## Start

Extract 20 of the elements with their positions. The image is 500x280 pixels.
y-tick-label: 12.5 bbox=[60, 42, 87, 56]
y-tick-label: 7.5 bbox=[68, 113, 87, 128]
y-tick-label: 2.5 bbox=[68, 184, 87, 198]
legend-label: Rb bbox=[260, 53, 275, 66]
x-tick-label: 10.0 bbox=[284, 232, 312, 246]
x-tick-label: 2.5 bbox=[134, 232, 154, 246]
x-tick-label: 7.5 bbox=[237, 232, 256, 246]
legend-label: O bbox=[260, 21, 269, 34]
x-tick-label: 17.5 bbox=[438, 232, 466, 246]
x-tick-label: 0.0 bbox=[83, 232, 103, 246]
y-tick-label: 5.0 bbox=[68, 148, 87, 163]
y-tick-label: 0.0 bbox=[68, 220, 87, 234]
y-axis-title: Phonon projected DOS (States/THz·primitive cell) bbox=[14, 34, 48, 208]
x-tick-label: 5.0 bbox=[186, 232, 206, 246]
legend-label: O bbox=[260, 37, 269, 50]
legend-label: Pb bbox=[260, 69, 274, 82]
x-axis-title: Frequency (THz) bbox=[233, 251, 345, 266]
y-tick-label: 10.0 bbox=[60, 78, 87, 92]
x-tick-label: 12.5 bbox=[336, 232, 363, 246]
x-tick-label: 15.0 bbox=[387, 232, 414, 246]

## End

Reproduce the entries above with "Frequency" swapped out for "Energy", and leave every other part as it is.

Extract 20 of the elements with their positions. The image is 500x280 pixels.
y-tick-label: 12.5 bbox=[60, 42, 87, 56]
y-tick-label: 7.5 bbox=[68, 113, 87, 128]
y-tick-label: 2.5 bbox=[68, 184, 87, 198]
legend-label: Rb bbox=[260, 53, 275, 66]
x-tick-label: 10.0 bbox=[284, 232, 312, 246]
x-tick-label: 2.5 bbox=[134, 232, 154, 246]
x-tick-label: 7.5 bbox=[237, 232, 256, 246]
legend-label: O bbox=[260, 21, 269, 34]
x-tick-label: 17.5 bbox=[438, 232, 466, 246]
x-tick-label: 0.0 bbox=[83, 232, 103, 246]
y-tick-label: 5.0 bbox=[68, 148, 87, 163]
y-tick-label: 0.0 bbox=[68, 220, 87, 234]
y-axis-title: Phonon projected DOS (States/THz·primitive cell) bbox=[14, 34, 48, 208]
x-tick-label: 5.0 bbox=[186, 232, 206, 246]
legend-label: O bbox=[260, 37, 269, 50]
legend-label: Pb bbox=[260, 69, 274, 82]
x-axis-title: Energy (THz) bbox=[233, 251, 345, 266]
y-tick-label: 10.0 bbox=[60, 78, 87, 92]
x-tick-label: 12.5 bbox=[336, 232, 363, 246]
x-tick-label: 15.0 bbox=[387, 232, 414, 246]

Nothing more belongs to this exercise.